Data shown »

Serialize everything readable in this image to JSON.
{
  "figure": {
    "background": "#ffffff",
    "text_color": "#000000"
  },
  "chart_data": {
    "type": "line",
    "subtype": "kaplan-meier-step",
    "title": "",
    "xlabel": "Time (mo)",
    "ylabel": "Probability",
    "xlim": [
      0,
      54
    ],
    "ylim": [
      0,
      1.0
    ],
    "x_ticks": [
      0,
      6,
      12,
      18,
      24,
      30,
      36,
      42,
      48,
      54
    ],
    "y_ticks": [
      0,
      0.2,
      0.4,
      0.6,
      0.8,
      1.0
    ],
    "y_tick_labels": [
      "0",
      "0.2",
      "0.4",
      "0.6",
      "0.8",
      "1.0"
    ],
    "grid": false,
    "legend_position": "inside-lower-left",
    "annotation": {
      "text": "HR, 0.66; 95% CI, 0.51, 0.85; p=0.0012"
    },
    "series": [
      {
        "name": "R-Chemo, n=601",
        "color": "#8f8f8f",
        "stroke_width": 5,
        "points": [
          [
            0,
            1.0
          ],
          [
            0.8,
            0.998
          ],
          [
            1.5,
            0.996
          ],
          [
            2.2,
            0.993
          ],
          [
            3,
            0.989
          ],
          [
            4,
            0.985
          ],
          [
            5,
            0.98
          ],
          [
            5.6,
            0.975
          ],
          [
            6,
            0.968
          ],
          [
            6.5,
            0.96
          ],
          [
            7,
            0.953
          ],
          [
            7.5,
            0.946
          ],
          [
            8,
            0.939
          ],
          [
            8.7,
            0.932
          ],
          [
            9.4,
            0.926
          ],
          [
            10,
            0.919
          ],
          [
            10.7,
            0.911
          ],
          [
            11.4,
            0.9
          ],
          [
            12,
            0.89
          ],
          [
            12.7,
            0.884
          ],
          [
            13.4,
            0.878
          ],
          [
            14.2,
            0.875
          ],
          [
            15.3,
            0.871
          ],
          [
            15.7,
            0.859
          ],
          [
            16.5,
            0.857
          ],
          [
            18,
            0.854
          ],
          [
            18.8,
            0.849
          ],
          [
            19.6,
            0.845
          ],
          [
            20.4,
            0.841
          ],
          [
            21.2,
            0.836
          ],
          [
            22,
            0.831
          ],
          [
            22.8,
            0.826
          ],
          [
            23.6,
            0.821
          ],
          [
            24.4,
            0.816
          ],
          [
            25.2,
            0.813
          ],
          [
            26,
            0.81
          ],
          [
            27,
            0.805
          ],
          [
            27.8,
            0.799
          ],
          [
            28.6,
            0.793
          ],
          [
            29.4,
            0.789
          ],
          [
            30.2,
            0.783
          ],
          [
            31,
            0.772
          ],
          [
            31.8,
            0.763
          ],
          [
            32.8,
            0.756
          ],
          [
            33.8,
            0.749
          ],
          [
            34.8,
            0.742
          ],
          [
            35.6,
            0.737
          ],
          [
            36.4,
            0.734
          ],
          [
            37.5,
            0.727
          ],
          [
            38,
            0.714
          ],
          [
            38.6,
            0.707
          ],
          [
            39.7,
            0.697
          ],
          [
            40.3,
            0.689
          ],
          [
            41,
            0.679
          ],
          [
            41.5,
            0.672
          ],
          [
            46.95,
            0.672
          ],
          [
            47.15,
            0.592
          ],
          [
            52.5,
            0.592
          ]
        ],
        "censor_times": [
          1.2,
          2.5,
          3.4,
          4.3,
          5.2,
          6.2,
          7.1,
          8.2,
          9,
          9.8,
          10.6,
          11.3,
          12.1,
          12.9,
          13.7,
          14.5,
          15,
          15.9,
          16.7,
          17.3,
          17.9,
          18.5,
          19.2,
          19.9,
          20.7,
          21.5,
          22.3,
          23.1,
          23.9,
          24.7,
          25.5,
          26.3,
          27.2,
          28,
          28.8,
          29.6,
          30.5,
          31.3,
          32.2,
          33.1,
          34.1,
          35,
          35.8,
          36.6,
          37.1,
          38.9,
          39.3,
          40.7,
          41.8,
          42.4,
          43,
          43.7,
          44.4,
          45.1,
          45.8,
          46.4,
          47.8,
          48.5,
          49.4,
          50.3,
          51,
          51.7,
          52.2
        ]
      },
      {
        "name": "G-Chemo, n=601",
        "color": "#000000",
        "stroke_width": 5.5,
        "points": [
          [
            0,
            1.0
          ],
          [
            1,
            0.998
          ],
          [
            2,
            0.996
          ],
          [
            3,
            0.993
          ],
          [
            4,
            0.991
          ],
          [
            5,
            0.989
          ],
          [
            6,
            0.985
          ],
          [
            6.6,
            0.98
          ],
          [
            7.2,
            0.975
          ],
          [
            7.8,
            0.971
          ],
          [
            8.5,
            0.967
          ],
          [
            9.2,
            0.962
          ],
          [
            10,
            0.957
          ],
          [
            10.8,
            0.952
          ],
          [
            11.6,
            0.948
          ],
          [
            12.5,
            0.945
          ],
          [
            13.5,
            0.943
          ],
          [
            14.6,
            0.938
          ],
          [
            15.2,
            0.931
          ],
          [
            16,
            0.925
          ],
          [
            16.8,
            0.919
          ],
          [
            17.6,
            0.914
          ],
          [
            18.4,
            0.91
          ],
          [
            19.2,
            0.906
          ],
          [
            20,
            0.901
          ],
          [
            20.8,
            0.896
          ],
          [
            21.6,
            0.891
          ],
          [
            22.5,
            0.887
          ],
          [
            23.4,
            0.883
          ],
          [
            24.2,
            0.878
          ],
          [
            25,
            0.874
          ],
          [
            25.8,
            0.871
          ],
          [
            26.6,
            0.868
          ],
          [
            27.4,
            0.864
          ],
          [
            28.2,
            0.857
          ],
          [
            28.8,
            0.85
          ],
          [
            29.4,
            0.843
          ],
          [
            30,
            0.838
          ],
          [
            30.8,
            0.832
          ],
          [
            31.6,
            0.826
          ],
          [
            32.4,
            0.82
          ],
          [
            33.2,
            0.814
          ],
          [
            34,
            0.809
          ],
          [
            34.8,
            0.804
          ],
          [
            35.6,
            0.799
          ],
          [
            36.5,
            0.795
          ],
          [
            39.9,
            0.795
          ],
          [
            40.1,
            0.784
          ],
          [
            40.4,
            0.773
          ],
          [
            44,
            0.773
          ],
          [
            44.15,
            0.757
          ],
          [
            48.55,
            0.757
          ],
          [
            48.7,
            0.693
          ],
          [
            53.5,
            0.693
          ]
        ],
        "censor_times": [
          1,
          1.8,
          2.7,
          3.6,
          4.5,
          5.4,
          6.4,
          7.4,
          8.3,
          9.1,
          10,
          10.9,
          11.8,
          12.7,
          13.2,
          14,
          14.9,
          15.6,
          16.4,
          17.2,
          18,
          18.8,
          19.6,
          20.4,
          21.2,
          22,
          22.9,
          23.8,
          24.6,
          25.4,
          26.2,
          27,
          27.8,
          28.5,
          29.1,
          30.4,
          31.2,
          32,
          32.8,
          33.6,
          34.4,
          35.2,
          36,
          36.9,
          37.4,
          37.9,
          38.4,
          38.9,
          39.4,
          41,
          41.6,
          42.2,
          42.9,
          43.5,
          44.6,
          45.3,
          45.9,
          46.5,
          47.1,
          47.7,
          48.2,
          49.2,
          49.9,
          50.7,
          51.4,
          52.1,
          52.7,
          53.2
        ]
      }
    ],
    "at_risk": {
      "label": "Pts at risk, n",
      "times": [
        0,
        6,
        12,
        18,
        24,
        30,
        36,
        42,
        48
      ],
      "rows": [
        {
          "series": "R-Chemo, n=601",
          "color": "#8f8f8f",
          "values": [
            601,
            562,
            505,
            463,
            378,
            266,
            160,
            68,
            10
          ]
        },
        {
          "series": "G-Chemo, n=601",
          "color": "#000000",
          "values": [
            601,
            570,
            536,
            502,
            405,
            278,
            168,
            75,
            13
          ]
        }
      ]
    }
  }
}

What you should do »
Return every line in the listing that contains the word "Chemo".

Task solution »
        "name": "R-Chemo, n=601",
        "name": "G-Chemo, n=601",
          "series": "R-Chemo, n=601",
          "series": "G-Chemo, n=601",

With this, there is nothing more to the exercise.